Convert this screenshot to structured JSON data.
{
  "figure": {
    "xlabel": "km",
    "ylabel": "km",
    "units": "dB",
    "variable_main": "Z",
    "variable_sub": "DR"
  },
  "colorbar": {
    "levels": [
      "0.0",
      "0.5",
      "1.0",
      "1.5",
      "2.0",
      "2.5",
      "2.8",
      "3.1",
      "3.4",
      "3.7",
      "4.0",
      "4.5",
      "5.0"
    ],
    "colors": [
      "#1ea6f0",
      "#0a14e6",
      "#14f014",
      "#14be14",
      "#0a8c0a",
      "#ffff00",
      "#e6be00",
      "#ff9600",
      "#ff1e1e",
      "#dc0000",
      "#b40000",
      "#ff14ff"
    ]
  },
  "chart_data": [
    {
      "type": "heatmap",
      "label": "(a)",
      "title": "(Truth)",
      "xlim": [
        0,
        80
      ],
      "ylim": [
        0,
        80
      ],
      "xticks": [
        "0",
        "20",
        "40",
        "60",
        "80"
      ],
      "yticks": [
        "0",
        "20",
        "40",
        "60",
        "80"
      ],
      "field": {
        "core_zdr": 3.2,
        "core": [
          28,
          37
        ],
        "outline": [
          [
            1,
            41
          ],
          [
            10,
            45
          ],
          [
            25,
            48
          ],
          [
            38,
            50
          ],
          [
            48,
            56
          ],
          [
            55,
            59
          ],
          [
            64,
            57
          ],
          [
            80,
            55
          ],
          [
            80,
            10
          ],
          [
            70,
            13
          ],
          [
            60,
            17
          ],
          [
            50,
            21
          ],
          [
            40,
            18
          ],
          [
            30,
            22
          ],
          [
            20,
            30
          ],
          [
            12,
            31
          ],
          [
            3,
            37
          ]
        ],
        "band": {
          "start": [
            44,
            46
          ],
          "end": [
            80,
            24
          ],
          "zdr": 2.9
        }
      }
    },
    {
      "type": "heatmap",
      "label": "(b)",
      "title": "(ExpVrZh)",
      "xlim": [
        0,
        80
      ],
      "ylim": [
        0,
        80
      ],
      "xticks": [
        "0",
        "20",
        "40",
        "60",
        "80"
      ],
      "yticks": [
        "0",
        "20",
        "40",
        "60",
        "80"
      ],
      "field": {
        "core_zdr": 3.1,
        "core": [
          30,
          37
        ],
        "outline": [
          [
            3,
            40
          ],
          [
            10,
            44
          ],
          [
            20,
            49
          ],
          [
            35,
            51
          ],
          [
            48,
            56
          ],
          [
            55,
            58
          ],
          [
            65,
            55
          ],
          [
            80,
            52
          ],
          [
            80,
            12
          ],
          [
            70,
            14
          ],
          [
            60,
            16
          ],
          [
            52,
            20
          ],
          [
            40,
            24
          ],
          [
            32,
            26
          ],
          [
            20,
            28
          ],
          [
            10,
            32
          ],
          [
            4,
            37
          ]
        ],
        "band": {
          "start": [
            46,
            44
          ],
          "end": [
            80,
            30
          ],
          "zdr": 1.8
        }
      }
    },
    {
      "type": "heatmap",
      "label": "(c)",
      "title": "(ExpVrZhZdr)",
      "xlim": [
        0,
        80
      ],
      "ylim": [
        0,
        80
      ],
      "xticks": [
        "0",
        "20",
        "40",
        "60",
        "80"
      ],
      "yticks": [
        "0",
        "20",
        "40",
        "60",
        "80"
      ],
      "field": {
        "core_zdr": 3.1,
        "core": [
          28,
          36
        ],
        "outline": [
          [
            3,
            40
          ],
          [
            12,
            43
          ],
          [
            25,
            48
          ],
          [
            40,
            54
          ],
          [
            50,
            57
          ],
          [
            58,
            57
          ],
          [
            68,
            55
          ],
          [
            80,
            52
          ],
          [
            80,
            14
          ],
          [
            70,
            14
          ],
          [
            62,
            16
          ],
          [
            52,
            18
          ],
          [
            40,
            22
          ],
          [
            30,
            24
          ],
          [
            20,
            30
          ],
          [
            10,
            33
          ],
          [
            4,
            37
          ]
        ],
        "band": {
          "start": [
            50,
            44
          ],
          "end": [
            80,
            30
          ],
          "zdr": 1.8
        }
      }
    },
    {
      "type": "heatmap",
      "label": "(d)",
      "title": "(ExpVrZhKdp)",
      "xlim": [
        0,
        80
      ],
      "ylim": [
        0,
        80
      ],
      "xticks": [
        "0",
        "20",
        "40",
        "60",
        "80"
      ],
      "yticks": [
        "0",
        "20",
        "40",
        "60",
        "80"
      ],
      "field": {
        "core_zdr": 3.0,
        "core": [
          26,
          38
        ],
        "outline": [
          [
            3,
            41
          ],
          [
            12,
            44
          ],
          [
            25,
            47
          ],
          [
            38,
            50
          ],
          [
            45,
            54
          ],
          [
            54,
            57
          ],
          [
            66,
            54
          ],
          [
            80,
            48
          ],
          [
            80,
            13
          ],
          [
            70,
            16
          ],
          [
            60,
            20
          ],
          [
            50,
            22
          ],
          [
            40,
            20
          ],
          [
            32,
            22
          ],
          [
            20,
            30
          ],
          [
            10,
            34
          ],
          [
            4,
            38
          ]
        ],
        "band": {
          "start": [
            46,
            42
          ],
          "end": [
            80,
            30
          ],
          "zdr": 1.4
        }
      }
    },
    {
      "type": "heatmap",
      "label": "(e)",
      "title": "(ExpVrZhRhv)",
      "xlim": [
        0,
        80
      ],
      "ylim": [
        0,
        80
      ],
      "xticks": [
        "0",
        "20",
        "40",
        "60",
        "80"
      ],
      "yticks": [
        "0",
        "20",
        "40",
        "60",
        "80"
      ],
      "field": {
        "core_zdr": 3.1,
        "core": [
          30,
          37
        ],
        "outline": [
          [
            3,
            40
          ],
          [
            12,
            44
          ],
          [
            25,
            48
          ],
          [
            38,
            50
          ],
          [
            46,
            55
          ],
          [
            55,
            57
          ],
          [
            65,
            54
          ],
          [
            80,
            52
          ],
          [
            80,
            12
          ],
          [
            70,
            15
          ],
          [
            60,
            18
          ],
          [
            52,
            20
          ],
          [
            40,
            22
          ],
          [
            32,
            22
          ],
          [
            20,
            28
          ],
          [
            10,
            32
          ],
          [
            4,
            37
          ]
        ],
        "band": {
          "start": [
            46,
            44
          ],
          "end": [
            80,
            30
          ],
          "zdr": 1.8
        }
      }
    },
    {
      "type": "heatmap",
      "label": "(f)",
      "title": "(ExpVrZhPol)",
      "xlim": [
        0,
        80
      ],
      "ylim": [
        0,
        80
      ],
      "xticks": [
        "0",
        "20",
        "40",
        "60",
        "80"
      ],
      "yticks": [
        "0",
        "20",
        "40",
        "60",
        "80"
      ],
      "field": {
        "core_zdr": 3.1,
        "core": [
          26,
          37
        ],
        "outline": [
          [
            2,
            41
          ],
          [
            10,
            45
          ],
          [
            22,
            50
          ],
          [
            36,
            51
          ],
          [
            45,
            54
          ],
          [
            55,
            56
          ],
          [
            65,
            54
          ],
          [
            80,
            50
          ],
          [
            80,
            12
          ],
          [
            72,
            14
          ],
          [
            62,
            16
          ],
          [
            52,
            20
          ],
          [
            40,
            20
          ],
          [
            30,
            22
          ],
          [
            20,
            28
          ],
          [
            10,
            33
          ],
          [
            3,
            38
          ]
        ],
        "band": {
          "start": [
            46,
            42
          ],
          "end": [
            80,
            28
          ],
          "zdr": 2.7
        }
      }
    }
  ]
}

________________________________________

What is expected
Write every line of the material above again, exactly.

Written reply
Convert this screenshot to structured JSON data.
{
  "figure": {
    "xlabel": "km",
    "ylabel": "km",
    "units": "dB",
    "variable_main": "Z",
    "variable_sub": "DR"
  },
  "colorbar": {
    "levels": [
      "0.0",
      "0.5",
      "1.0",
      "1.5",
      "2.0",
      "2.5",
      "2.8",
      "3.1",
      "3.4",
      "3.7",
      "4.0",
      "4.5",
      "5.0"
    ],
    "colors": [
      "#1ea6f0",
      "#0a14e6",
      "#14f014",
      "#14be14",
      "#0a8c0a",
      "#ffff00",
      "#e6be00",
      "#ff9600",
      "#ff1e1e",
      "#dc0000",
      "#b40000",
      "#ff14ff"
    ]
  },
  "chart_data": [
    {
      "type": "heatmap",
      "label": "(a)",
      "title": "(Truth)",
      "xlim": [
        0,
        80
      ],
      "ylim": [
        0,
        80
      ],
      "xticks": [
        "0",
        "20",
        "40",
        "60",
        "80"
      ],
      "yticks": [
        "0",
        "20",
        "40",
        "60",
        "80"
      ],
      "field": {
        "core_zdr": 3.2,
        "core": [
          28,
          37
        ],
        "outline": [
          [
            1,
            41
          ],
          [
            10,
            45
          ],
          [
            25,
            48
          ],
          [
            38,
            50
          ],
          [
            48,
            56
          ],
          [
            55,
            59
          ],
          [
            64,
            57
          ],
          [
            80,
            55
          ],
          [
            80,
            10
          ],
          [
            70,
            13
          ],
          [
            60,
            17
          ],
          [
            50,
            21
          ],
          [
            40,
            18
          ],
          [
            30,
            22
          ],
          [
            20,
            30
          ],
          [
            12,
            31
          ],
          [
            3,
            37
          ]
        ],
        "band": {
          "start": [
            44,
            46
          ],
          "end": [
            80,
            24
          ],
          "zdr": 2.9
        }
      }
    },
    {
      "type": "heatmap",
      "label": "(b)",
      "title": "(ExpVrZh)",
      "xlim": [
        0,
        80
      ],
      "ylim": [
        0,
        80
      ],
      "xticks": [
        "0",
        "20",
        "40",
        "60",
        "80"
      ],
      "yticks": [
        "0",
        "20",
        "40",
        "60",
        "80"
      ],
      "field": {
        "core_zdr": 3.1,
        "core": [
          30,
          37
        ],
        "outline": [
          [
            3,
            40
          ],
          [
            10,
            44
          ],
          [
            20,
            49
          ],
          [
            35,
            51
          ],
          [
            48,
            56
          ],
          [
            55,
            58
          ],
          [
            65,
            55
          ],
          [
            80,
            52
          ],
          [
            80,
            12
          ],
          [
            70,
            14
          ],
          [
            60,
            16
          ],
          [
            52,
            20
          ],
          [
            40,
            24
          ],
          [
            32,
            26
          ],
          [
            20,
            28
          ],
          [
            10,
            32
          ],
          [
            4,
            37
          ]
        ],
        "band": {
          "start": [
            46,
            44
          ],
          "end": [
            80,
            30
          ],
          "zdr": 1.8
        }
      }
    },
    {
      "type": "heatmap",
      "label": "(c)",
      "title": "(ExpVrZhZdr)",
      "xlim": [
        0,
        80
      ],
      "ylim": [
        0,
        80
      ],
      "xticks": [
        "0",
        "20",
        "40",
        "60",
        "80"
      ],
      "yticks": [
        "0",
        "20",
        "40",
        "60",
        "80"
      ],
      "field": {
        "core_zdr": 3.1,
        "core": [
          28,
          36
        ],
        "outline": [
          [
            3,
            40
          ],
          [
            12,
            43
          ],
          [
            25,
            48
          ],
          [
            40,
            54
          ],
          [
            50,
            57
          ],
          [
            58,
            57
          ],
          [
            68,
            55
          ],
          [
            80,
            52
          ],
          [
            80,
            14
          ],
          [
            70,
            14
          ],
          [
            62,
            16
          ],
          [
            52,
            18
          ],
          [
            40,
            22
          ],
          [
            30,
            24
          ],
          [
            20,
            30
          ],
          [
            10,
            33
          ],
          [
            4,
            37
          ]
        ],
        "band": {
          "start": [
            50,
            44
          ],
          "end": [
            80,
            30
          ],
          "zdr": 1.8
        }
      }
    },
    {
      "type": "heatmap",
      "label": "(d)",
      "title": "(ExpVrZhKdp)",
      "xlim": [
        0,
        80
      ],
      "ylim": [
        0,
        80
      ],
      "xticks": [
        "0",
        "20",
        "40",
        "60",
        "80"
      ],
      "yticks": [
        "0",
        "20",
        "40",
        "60",
        "80"
      ],
      "field": {
        "core_zdr": 3.0,
        "core": [
          26,
          38
        ],
        "outline": [
          [
            3,
            41
          ],
          [
            12,
            44
          ],
          [
            25,
            47
          ],
          [
            38,
            50
          ],
          [
            45,
            54
          ],
          [
            54,
            57
          ],
          [
            66,
            54
          ],
          [
            80,
            48
          ],
          [
            80,
            13
          ],
          [
            70,
            16
          ],
          [
            60,
            20
          ],
          [
            50,
            22
          ],
          [
            40,
            20
          ],
          [
            32,
            22
          ],
          [
            20,
            30
          ],
          [
            10,
            34
          ],
          [
            4,
            38
          ]
        ],
        "band": {
          "start": [
            46,
            42
          ],
          "end": [
            80,
            30
          ],
          "zdr": 1.4
        }
      }
    },
    {
      "type": "heatmap",
      "label": "(e)",
      "title": "(ExpVrZhRhv)",
      "xlim": [
        0,
        80
      ],
      "ylim": [
        0,
        80
      ],
      "xticks": [
        "0",
        "20",
        "40",
        "60",
        "80"
      ],
      "yticks": [
        "0",
        "20",
        "40",
        "60",
        "80"
      ],
      "field": {
        "core_zdr": 3.1,
        "core": [
          30,
          37
        ],
        "outline": [
          [
            3,
            40
          ],
          [
            12,
            44
          ],
          [
            25,
            48
          ],
          [
            38,
            50
          ],
          [
            46,
            55
          ],
          [
            55,
            57
          ],
          [
            65,
            54
          ],
          [
            80,
            52
          ],
          [
            80,
            12
          ],
          [
            70,
            15
          ],
          [
            60,
            18
          ],
          [
            52,
            20
          ],
          [
            40,
            22
          ],
          [
            32,
            22
          ],
          [
            20,
            28
          ],
          [
            10,
            32
          ],
          [
            4,
            37
          ]
        ],
        "band": {
          "start": [
            46,
            44
          ],
          "end": [
            80,
            30
          ],
          "zdr": 1.8
        }
      }
    },
    {
      "type": "heatmap",
      "label": "(f)",
      "title": "(ExpVrZhPol)",
      "xlim": [
        0,
        80
      ],
      "ylim": [
        0,
        80
      ],
      "xticks": [
        "0",
        "20",
        "40",
        "60",
        "80"
      ],
      "yticks": [
        "0",
        "20",
        "40",
        "60",
        "80"
      ],
      "field": {
        "core_zdr": 3.1,
        "core": [
          26,
          37
        ],
        "outline": [
          [
            2,
            41
          ],
          [
            10,
            45
          ],
          [
            22,
            50
          ],
          [
            36,
            51
          ],
          [
            45,
            54
          ],
          [
            55,
            56
          ],
          [
            65,
            54
          ],
          [
            80,
            50
          ],
          [
            80,
            12
          ],
          [
            72,
            14
          ],
          [
            62,
            16
          ],
          [
            52,
            20
          ],
          [
            40,
            20
          ],
          [
            30,
            22
          ],
          [
            20,
            28
          ],
          [
            10,
            33
          ],
          [
            3,
            38
          ]
        ],
        "band": {
          "start": [
            46,
            42
          ],
          "end": [
            80,
            28
          ],
          "zdr": 2.7
        }
      }
    }
  ]
}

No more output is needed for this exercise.